== Data to use ==
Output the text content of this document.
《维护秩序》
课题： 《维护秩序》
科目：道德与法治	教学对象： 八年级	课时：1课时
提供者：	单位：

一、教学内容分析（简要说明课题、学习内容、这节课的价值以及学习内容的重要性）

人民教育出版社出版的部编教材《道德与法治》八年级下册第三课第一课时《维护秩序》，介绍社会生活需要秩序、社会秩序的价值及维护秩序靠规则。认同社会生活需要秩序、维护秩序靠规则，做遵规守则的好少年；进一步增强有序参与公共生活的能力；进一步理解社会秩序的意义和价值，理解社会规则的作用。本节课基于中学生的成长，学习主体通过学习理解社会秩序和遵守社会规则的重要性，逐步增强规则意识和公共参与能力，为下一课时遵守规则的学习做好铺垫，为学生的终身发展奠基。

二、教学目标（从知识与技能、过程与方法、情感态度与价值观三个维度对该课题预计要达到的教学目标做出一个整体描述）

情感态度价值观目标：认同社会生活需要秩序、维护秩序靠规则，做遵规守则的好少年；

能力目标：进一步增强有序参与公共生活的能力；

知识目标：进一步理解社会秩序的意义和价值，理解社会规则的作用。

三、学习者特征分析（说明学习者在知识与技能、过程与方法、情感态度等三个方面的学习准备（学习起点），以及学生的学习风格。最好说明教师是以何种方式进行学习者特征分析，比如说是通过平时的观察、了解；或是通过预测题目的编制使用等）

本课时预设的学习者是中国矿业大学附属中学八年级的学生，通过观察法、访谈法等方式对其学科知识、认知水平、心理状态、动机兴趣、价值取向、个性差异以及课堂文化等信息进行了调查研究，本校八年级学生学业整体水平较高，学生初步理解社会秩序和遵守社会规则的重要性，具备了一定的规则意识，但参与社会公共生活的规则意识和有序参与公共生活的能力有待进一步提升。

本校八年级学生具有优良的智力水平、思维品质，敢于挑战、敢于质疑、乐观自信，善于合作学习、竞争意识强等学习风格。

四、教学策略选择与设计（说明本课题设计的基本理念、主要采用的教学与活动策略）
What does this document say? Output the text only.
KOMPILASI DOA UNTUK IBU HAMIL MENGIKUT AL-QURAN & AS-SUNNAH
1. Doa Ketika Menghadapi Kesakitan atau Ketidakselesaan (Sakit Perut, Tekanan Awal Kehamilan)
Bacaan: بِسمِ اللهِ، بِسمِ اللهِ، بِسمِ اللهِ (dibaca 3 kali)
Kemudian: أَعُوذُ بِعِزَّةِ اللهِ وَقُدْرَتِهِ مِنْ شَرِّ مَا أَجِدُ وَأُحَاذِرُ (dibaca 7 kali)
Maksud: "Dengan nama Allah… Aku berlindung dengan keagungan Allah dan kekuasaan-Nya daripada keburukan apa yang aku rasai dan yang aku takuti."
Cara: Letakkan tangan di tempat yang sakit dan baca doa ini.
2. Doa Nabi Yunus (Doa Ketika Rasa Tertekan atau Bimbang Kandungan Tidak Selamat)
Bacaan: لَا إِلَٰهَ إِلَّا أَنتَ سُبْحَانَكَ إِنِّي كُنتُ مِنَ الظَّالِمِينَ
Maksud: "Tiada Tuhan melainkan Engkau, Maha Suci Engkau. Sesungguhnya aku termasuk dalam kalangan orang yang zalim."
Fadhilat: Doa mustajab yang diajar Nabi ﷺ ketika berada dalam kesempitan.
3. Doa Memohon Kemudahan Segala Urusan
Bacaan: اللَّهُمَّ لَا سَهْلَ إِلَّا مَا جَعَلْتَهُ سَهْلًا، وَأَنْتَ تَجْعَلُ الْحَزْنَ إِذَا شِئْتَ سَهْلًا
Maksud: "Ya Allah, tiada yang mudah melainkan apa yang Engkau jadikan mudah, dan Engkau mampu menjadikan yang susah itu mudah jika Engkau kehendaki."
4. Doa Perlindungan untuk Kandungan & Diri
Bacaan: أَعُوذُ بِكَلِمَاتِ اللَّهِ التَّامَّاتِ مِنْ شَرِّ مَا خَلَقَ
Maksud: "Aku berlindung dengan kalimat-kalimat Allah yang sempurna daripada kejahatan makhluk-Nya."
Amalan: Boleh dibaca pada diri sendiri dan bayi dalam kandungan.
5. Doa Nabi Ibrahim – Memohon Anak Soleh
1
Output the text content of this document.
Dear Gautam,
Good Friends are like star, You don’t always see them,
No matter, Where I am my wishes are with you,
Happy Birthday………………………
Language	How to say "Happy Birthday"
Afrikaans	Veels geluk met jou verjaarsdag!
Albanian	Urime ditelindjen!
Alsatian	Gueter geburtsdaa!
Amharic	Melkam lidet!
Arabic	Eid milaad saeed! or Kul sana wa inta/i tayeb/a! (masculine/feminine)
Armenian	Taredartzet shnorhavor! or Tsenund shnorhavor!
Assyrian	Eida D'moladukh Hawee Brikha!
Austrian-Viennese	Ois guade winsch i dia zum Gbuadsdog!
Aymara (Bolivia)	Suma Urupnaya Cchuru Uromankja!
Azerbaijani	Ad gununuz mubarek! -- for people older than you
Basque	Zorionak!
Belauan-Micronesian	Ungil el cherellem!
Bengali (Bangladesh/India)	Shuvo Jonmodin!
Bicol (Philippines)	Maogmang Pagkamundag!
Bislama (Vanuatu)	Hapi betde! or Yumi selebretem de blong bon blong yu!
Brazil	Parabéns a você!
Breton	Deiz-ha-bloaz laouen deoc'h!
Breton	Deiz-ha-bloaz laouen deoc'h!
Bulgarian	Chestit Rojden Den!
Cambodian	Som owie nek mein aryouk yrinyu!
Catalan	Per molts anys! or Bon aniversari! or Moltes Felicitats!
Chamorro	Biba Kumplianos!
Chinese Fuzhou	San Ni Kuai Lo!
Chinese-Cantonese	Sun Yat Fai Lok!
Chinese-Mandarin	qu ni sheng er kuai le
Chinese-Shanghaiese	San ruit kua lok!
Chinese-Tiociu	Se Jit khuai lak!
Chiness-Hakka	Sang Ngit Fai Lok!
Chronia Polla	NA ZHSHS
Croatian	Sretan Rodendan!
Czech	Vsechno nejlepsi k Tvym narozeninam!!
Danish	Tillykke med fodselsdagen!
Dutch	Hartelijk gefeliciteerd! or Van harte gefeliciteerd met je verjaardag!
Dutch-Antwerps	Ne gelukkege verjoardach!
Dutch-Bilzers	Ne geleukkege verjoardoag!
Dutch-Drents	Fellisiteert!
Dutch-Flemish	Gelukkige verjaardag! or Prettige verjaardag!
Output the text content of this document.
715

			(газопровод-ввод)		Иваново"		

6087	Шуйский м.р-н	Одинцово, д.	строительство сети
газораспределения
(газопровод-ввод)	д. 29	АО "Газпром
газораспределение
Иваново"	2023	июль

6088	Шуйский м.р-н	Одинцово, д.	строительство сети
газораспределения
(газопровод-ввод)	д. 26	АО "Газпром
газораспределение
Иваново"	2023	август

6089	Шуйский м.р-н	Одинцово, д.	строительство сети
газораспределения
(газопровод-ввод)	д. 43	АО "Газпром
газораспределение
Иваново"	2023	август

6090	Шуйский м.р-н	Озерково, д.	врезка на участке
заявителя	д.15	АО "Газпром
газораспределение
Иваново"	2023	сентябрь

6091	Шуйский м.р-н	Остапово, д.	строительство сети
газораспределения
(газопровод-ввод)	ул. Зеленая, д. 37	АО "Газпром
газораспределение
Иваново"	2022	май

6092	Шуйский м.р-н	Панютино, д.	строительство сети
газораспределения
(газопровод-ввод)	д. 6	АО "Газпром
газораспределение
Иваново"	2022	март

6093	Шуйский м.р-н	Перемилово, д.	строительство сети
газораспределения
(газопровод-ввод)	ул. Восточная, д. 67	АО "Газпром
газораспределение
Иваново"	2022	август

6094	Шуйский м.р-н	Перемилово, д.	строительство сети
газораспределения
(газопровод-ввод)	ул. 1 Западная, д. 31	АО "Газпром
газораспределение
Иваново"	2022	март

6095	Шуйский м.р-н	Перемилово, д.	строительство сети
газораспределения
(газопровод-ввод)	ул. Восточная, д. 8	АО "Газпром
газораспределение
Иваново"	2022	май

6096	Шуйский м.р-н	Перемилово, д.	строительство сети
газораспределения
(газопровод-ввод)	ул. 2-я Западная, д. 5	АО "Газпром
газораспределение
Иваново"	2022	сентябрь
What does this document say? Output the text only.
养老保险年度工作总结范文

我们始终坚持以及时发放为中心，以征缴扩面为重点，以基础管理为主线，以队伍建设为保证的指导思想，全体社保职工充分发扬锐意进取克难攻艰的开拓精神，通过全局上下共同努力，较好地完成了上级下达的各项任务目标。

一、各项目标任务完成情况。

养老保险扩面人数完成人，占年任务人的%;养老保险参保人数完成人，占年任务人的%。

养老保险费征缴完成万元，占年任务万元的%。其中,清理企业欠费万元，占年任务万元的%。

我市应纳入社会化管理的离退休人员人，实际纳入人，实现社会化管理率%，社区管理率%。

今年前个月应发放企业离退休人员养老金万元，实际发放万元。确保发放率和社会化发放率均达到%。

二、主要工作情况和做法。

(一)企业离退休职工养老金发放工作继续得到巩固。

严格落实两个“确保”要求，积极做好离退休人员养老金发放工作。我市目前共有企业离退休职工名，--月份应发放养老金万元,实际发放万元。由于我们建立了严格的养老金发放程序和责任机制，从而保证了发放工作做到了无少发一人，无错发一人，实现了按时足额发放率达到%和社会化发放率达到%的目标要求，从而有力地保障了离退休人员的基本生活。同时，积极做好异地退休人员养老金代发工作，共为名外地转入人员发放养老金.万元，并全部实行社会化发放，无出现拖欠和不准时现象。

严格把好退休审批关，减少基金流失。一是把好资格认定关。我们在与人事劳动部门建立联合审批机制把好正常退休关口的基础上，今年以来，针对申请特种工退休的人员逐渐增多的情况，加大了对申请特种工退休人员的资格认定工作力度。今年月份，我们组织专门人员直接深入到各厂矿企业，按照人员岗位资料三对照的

== The request ==
Gather each line from the entries above that includes the word "Birthday".

== Final result ==
Happy Birthday………………………
Language	How to say "Happy Birthday"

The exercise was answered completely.